• _WHAT NEEDS TO BE DONE_
Repeat all the records exactly, omitting pictures.

──────── RECORDS SHOWN ────────

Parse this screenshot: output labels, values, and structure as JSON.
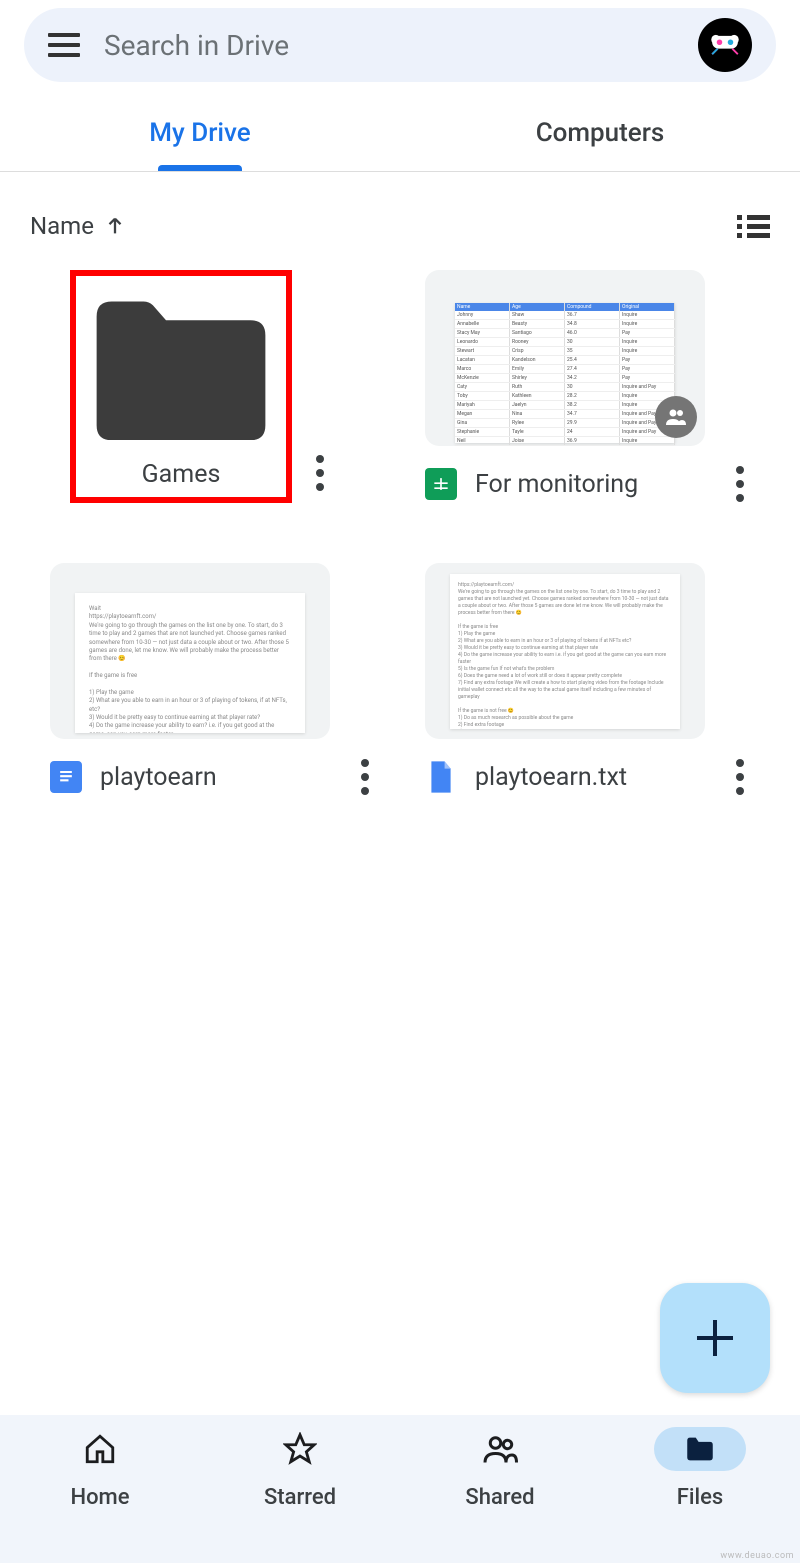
{
  "search": {
    "placeholder": "Search in Drive"
  },
  "tabs": {
    "mydrive": "My Drive",
    "computers": "Computers"
  },
  "sort": {
    "label": "Name"
  },
  "items": [
    {
      "name": "Games",
      "type": "folder"
    },
    {
      "name": "For monitoring",
      "type": "sheets",
      "shared": true
    },
    {
      "name": "playtoearn",
      "type": "docs"
    },
    {
      "name": "playtoearn.txt",
      "type": "file"
    }
  ],
  "nav": {
    "home": "Home",
    "starred": "Starred",
    "shared": "Shared",
    "files": "Files"
  },
  "watermark": "www.deuao.com"
}
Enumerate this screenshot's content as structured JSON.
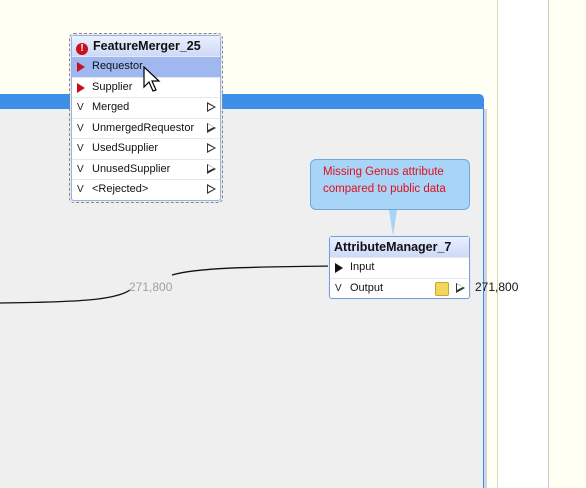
{
  "canvas": {
    "background": "#fffff4",
    "bookmark_color": "#3d8ee8"
  },
  "feature_merger": {
    "title": "FeatureMerger_25",
    "status_icon": "error-icon",
    "ports": [
      {
        "label": "Requestor",
        "kind": "input",
        "selected": true
      },
      {
        "label": "Supplier",
        "kind": "input",
        "selected": false
      },
      {
        "label": "Merged",
        "kind": "output"
      },
      {
        "label": "UnmergedRequestor",
        "kind": "output"
      },
      {
        "label": "UsedSupplier",
        "kind": "output"
      },
      {
        "label": "UnusedSupplier",
        "kind": "output"
      },
      {
        "label": "<Rejected>",
        "kind": "output"
      }
    ]
  },
  "annotation": {
    "text_line1": "Missing Genus attribute",
    "text_line2": "compared to public data",
    "color": "#e0101c"
  },
  "attribute_manager": {
    "title": "AttributeManager_7",
    "input_label": "Input",
    "output_label": "Output",
    "output_icon": "feature-cache-icon"
  },
  "connection": {
    "feature_count": "271,800"
  },
  "output_count": "271,800",
  "cursor": "arrow-cursor"
}
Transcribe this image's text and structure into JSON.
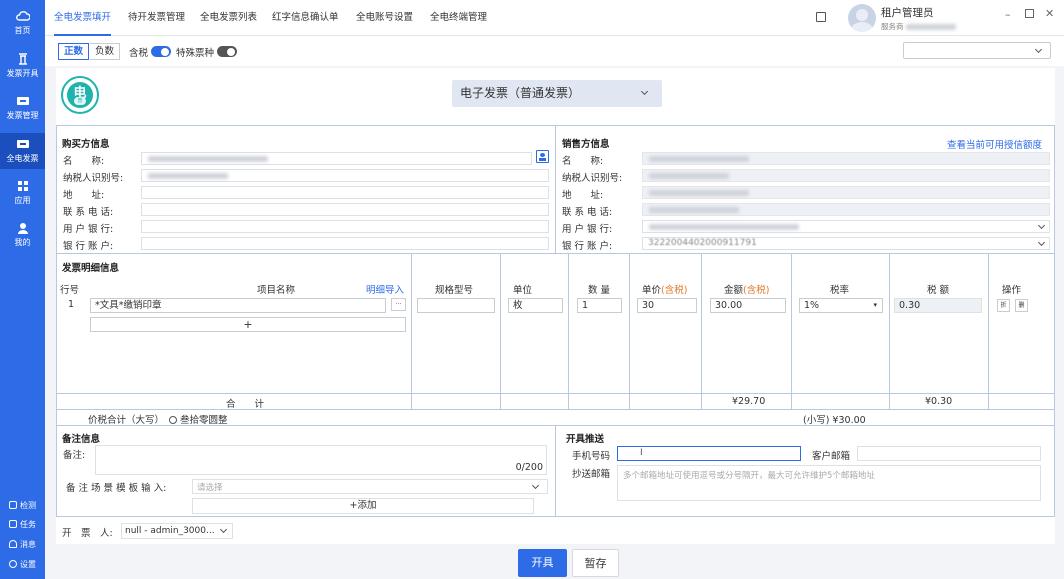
{
  "sidebar": {
    "items": [
      {
        "label": "首页",
        "icon": "cloud-icon"
      },
      {
        "label": "发票开具",
        "icon": "invoice-issue-icon"
      },
      {
        "label": "发票管理",
        "icon": "ticket-icon"
      },
      {
        "label": "全电发票",
        "icon": "ticket-icon"
      },
      {
        "label": "应用",
        "icon": "grid-icon"
      },
      {
        "label": "我的",
        "icon": "user-icon"
      }
    ],
    "bottom": [
      {
        "label": "检测",
        "icon": "check-icon"
      },
      {
        "label": "任务",
        "icon": "task-icon"
      },
      {
        "label": "消息",
        "icon": "bell-icon"
      },
      {
        "label": "设置",
        "icon": "gear-icon"
      }
    ]
  },
  "tabs": [
    "全电发票填开",
    "待开发票管理",
    "全电发票列表",
    "红字信息确认单",
    "全电账号设置",
    "全电终端管理"
  ],
  "user": {
    "name": "租户管理员",
    "org_prefix": "服务商"
  },
  "options": {
    "positive": "正数",
    "negative": "负数",
    "tax_included": "含税",
    "special_type": "特殊票种",
    "tax_included_on": true,
    "special_type_on": false
  },
  "logo_text": {
    "main": "电",
    "sub": "普"
  },
  "invoice_type": "电子发票（普通发票）",
  "buyer": {
    "title": "购买方信息",
    "labels": [
      "名　　称:",
      "纳税人识别号:",
      "地　　址:",
      "联 系 电 话:",
      "用 户 银 行:",
      "银 行 账 户:"
    ]
  },
  "seller": {
    "title": "销售方信息",
    "link": "查看当前可用授信额度",
    "labels": [
      "名　　称:",
      "纳税人识别号:",
      "地　　址:",
      "联 系 电 话:",
      "用 户 银 行:",
      "银 行 账 户:"
    ],
    "account_partial": "3222004402000911791"
  },
  "details": {
    "title": "发票明细信息",
    "headers": {
      "row_no": "行号",
      "item_name": "项目名称",
      "import_link": "明细导入",
      "spec": "规格型号",
      "unit": "单位",
      "qty": "数 量",
      "price": "单价",
      "price_suffix": "(含税)",
      "amount": "金额",
      "amount_suffix": "(含税)",
      "tax_rate": "税率",
      "tax": "税 额",
      "ops": "操作"
    },
    "row": {
      "no": "1",
      "item": "*文具*缴销印章",
      "spec": "",
      "unit": "枚",
      "qty": "1",
      "price": "30",
      "amount": "30.00",
      "tax_rate": "1%",
      "tax": "0.30",
      "op1": "折",
      "op2": "删"
    },
    "add": "+",
    "total_label": "合　　计",
    "total_amount": "¥29.70",
    "total_tax": "¥0.30",
    "sum_caps_label": "价税合计（大写）",
    "sum_caps_value": "叁拾零圆整",
    "sum_small": "(小写) ¥30.00"
  },
  "remarks": {
    "title": "备注信息",
    "label": "备注:",
    "counter": "0/200",
    "template_label": "备 注 场 景 模 板 输 入:",
    "template_placeholder": "请选择",
    "add": "+添加"
  },
  "push": {
    "title": "开具推送",
    "phone_label": "手机号码",
    "email_label": "客户邮箱",
    "cc_label": "抄送邮箱",
    "cc_placeholder": "多个邮箱地址可使用逗号或分号隔开，最大可允许维护5个邮箱地址"
  },
  "issuer": {
    "label": "开　票　人:",
    "value": "null - admin_3000..."
  },
  "buttons": {
    "issue": "开具",
    "save": "暂存"
  },
  "colors": {
    "primary": "#2e6be6",
    "accent": "#e07a2b",
    "logo": "#1fb3b0"
  }
}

────────

• _EXERCISE RESPONSE_
Parse this screenshot: output labels, values, and structure as JSON.
{
  "search": {
    "placeholder": "Search in Drive"
  },
  "tabs": {
    "mydrive": "My Drive",
    "computers": "Computers"
  },
  "sort": {
    "label": "Name"
  },
  "items": [
    {
      "name": "Games",
      "type": "folder"
    },
    {
      "name": "For monitoring",
      "type": "sheets",
      "shared": true
    },
    {
      "name": "playtoearn",
      "type": "docs"
    },
    {
      "name": "playtoearn.txt",
      "type": "file"
    }
  ],
  "nav": {
    "home": "Home",
    "starred": "Starred",
    "shared": "Shared",
    "files": "Files"
  },
  "watermark": "www.deuao.com"
}
Enumerate this screenshot's content as structured JSON.
{
  "canvas": {
    "background": "#fffff4",
    "bookmark_color": "#3d8ee8"
  },
  "feature_merger": {
    "title": "FeatureMerger_25",
    "status_icon": "error-icon",
    "ports": [
      {
        "label": "Requestor",
        "kind": "input",
        "selected": true
      },
      {
        "label": "Supplier",
        "kind": "input",
        "selected": false
      },
      {
        "label": "Merged",
        "kind": "output"
      },
      {
        "label": "UnmergedRequestor",
        "kind": "output"
      },
      {
        "label": "UsedSupplier",
        "kind": "output"
      },
      {
        "label": "UnusedSupplier",
        "kind": "output"
      },
      {
        "label": "<Rejected>",
        "kind": "output"
      }
    ]
  },
  "annotation": {
    "text_line1": "Missing Genus attribute",
    "text_line2": "compared to public data",
    "color": "#e0101c"
  },
  "attribute_manager": {
    "title": "AttributeManager_7",
    "input_label": "Input",
    "output_label": "Output",
    "output_icon": "feature-cache-icon"
  },
  "connection": {
    "feature_count": "271,800"
  },
  "output_count": "271,800",
  "cursor": "arrow-cursor"
}
Transcribe this image's text and structure into JSON.
{
  "sidebar": {
    "items": [
      {
        "label": "首页",
        "icon": "cloud-icon"
      },
      {
        "label": "发票开具",
        "icon": "invoice-issue-icon"
      },
      {
        "label": "发票管理",
        "icon": "ticket-icon"
      },
      {
        "label": "全电发票",
        "icon": "ticket-icon"
      },
      {
        "label": "应用",
        "icon": "grid-icon"
      },
      {
        "label": "我的",
        "icon": "user-icon"
      }
    ],
    "bottom": [
      {
        "label": "检测",
        "icon": "check-icon"
      },
      {
        "label": "任务",
        "icon": "task-icon"
      },
      {
        "label": "消息",
        "icon": "bell-icon"
      },
      {
        "label": "设置",
        "icon": "gear-icon"
      }
    ]
  },
  "tabs": [
    "全电发票填开",
    "待开发票管理",
    "全电发票列表",
    "红字信息确认单",
    "全电账号设置",
    "全电终端管理"
  ],
  "user": {
    "name": "租户管理员",
    "org_prefix": "服务商"
  },
  "options": {
    "positive": "正数",
    "negative": "负数",
    "tax_included": "含税",
    "special_type": "特殊票种",
    "tax_included_on": true,
    "special_type_on": false
  },
  "logo_text": {
    "main": "电",
    "sub": "普"
  },
  "invoice_type": "电子发票（普通发票）",
  "buyer": {
    "title": "购买方信息",
    "labels": [
      "名　　称:",
      "纳税人识别号:",
      "地　　址:",
      "联 系 电 话:",
      "用 户 银 行:",
      "银 行 账 户:"
    ]
  },
  "seller": {
    "title": "销售方信息",
    "link": "查看当前可用授信额度",
    "labels": [
      "名　　称:",
      "纳税人识别号:",
      "地　　址:",
      "联 系 电 话:",
      "用 户 银 行:",
      "银 行 账 户:"
    ],
    "account_partial": "3222004402000911791"
  },
  "details": {
    "title": "发票明细信息",
    "headers": {
      "row_no": "行号",
      "item_name": "项目名称",
      "import_link": "明细导入",
      "spec": "规格型号",
      "unit": "单位",
      "qty": "数 量",
      "price": "单价",
      "price_suffix": "(含税)",
      "amount": "金额",
      "amount_suffix": "(含税)",
      "tax_rate": "税率",
      "tax": "税 额",
      "ops": "操作"
    },
    "row": {
      "no": "1",
      "item": "*文具*缴销印章",
      "spec": "",
      "unit": "枚",
      "qty": "1",
      "price": "30",
      "amount": "30.00",
      "tax_rate": "1%",
      "tax": "0.30",
      "op1": "折",
      "op2": "删"
    },
    "add": "+",
    "total_label": "合　　计",
    "total_amount": "¥29.70",
    "total_tax": "¥0.30",
    "sum_caps_label": "价税合计（大写）",
    "sum_caps_value": "叁拾零圆整",
    "sum_small": "(小写) ¥30.00"
  },
  "remarks": {
    "title": "备注信息",
    "label": "备注:",
    "counter": "0/200",
    "template_label": "备 注 场 景 模 板 输 入:",
    "template_placeholder": "请选择",
    "add": "+添加"
  },
  "push": {
    "title": "开具推送",
    "phone_label": "手机号码",
    "email_label": "客户邮箱",
    "cc_label": "抄送邮箱",
    "cc_placeholder": "多个邮箱地址可使用逗号或分号隔开，最大可允许维护5个邮箱地址"
  },
  "issuer": {
    "label": "开　票　人:",
    "value": "null - admin_3000..."
  },
  "buttons": {
    "issue": "开具",
    "save": "暂存"
  },
  "colors": {
    "primary": "#2e6be6",
    "accent": "#e07a2b",
    "logo": "#1fb3b0"
  }
}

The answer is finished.